Written exercise: Go through the data below. List every line that holds the word "HURRICANE".

Records that describe figures
========

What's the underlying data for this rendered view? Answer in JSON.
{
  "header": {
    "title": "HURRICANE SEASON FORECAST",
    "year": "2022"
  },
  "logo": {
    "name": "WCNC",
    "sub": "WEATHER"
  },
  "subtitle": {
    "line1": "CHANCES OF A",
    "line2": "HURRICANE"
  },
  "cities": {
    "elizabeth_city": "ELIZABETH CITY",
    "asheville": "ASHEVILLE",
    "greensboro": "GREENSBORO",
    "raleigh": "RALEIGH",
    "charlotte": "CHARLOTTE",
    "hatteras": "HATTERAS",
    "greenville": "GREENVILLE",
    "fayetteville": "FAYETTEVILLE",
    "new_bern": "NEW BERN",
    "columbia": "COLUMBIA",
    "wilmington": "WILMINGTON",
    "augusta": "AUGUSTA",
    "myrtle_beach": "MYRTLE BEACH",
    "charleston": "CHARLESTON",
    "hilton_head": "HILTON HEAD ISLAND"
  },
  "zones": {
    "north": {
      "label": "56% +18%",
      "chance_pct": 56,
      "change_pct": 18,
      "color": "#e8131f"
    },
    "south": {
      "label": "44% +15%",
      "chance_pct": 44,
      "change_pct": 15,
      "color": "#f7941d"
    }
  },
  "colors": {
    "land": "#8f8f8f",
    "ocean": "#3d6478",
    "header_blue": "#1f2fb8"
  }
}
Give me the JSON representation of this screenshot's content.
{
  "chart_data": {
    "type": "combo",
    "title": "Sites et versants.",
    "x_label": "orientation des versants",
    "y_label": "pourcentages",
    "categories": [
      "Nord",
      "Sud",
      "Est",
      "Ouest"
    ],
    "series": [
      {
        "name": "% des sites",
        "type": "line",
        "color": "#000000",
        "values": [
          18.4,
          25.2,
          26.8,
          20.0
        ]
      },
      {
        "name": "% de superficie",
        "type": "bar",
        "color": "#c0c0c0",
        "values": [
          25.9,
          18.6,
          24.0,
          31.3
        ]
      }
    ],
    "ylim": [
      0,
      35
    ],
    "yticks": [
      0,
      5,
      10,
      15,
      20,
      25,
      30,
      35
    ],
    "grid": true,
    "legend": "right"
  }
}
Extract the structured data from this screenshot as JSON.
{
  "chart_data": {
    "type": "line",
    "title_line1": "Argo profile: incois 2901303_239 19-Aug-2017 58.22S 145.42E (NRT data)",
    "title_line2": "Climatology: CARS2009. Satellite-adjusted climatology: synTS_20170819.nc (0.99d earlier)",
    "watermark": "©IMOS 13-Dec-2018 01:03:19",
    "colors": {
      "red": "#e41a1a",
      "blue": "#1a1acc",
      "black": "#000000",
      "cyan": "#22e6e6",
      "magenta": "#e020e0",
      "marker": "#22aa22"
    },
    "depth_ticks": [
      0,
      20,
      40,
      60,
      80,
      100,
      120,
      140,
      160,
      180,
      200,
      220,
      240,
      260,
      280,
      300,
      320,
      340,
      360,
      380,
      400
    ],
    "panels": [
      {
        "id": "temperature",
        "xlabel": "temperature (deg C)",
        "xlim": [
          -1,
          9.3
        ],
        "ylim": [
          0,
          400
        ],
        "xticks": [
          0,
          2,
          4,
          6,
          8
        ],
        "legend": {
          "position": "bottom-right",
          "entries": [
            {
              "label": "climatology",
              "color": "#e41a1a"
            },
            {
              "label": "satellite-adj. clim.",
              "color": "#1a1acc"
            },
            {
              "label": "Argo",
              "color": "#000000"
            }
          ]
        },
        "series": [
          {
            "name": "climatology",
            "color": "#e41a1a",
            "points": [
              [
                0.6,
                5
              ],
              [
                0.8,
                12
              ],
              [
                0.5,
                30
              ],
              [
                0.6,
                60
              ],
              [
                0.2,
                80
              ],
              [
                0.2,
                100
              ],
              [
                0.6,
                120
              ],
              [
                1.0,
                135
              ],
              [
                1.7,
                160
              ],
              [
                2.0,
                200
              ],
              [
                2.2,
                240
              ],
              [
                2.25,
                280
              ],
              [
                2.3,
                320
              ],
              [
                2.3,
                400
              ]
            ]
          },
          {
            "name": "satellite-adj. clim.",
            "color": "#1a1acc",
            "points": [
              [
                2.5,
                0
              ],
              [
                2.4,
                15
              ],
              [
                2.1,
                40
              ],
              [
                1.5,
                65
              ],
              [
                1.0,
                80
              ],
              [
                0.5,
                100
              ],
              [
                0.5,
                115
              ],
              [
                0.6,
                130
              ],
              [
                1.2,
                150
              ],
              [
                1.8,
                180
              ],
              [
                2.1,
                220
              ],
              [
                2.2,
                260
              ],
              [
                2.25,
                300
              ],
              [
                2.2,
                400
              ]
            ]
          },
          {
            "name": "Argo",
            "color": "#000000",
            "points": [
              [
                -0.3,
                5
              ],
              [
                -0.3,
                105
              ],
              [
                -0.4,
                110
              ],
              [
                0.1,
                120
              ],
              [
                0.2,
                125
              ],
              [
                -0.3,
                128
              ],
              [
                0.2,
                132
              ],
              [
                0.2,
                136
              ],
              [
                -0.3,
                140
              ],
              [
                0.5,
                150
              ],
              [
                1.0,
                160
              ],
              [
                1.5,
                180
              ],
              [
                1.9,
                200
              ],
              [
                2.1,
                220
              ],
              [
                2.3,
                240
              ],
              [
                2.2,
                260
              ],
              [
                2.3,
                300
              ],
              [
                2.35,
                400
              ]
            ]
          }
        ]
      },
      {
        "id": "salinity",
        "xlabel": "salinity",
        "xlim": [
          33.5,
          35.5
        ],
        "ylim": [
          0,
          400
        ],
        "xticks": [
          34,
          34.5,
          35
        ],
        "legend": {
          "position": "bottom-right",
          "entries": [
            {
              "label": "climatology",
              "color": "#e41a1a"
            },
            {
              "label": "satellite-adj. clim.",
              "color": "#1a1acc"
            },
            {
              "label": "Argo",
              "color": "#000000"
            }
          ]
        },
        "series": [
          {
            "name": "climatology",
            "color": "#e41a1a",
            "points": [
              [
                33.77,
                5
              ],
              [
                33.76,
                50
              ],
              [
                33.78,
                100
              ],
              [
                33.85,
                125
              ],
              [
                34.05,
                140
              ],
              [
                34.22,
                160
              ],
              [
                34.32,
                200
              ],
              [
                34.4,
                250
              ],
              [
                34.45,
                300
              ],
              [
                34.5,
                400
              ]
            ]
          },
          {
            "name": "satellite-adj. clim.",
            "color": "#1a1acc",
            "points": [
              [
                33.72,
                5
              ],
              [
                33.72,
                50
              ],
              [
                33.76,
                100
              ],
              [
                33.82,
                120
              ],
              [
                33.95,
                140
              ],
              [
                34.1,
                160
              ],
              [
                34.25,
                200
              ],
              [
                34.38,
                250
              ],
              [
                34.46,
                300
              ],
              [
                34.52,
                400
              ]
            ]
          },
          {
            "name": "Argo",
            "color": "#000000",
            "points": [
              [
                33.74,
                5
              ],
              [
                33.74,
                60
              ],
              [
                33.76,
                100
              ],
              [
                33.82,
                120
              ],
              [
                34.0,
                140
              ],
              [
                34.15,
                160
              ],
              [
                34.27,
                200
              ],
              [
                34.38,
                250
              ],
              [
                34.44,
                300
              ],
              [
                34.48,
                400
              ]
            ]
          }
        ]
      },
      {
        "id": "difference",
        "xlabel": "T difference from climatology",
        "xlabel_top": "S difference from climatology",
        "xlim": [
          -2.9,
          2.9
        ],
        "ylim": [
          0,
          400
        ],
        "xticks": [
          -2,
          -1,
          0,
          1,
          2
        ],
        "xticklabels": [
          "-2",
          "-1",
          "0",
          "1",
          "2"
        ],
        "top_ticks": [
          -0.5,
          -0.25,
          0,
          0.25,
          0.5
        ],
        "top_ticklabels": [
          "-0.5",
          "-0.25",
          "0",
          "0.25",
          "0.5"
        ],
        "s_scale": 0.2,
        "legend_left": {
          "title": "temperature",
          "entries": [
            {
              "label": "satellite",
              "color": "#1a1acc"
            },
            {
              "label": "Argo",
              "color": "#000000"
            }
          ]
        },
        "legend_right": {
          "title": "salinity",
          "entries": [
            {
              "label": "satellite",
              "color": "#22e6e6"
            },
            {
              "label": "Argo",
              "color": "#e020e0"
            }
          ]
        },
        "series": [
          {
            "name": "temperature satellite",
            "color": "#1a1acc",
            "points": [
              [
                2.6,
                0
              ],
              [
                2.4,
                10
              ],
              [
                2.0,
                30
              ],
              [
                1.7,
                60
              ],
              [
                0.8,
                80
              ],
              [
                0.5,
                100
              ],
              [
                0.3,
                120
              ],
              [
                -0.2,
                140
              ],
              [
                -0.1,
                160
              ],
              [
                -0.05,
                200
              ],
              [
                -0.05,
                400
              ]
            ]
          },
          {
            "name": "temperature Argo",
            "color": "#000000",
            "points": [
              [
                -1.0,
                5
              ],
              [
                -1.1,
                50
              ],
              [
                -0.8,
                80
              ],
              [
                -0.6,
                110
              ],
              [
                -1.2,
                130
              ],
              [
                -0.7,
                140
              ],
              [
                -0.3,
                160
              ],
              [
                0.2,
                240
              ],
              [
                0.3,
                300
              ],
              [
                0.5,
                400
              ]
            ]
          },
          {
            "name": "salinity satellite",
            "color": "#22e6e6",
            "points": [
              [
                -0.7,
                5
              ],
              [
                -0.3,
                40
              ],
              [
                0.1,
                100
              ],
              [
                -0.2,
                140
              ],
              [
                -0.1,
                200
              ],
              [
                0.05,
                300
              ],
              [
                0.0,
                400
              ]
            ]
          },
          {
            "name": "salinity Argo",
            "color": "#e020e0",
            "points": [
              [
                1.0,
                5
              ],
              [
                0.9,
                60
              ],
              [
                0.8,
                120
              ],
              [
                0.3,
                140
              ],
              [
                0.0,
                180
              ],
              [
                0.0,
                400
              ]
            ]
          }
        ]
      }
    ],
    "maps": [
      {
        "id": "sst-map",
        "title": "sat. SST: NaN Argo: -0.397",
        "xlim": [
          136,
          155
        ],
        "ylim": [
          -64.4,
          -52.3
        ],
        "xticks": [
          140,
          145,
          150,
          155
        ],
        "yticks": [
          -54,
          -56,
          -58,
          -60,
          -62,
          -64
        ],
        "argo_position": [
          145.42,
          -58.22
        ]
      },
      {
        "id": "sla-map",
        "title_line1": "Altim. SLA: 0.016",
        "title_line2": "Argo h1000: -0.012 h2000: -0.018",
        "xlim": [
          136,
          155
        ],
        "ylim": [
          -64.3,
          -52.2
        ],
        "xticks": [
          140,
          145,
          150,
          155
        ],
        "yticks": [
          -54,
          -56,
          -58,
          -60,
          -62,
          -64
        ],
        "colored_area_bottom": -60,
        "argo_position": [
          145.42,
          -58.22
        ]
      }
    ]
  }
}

========

Answer in full:
    "title": "HURRICANE SEASON FORECAST",
    "line2": "HURRICANE"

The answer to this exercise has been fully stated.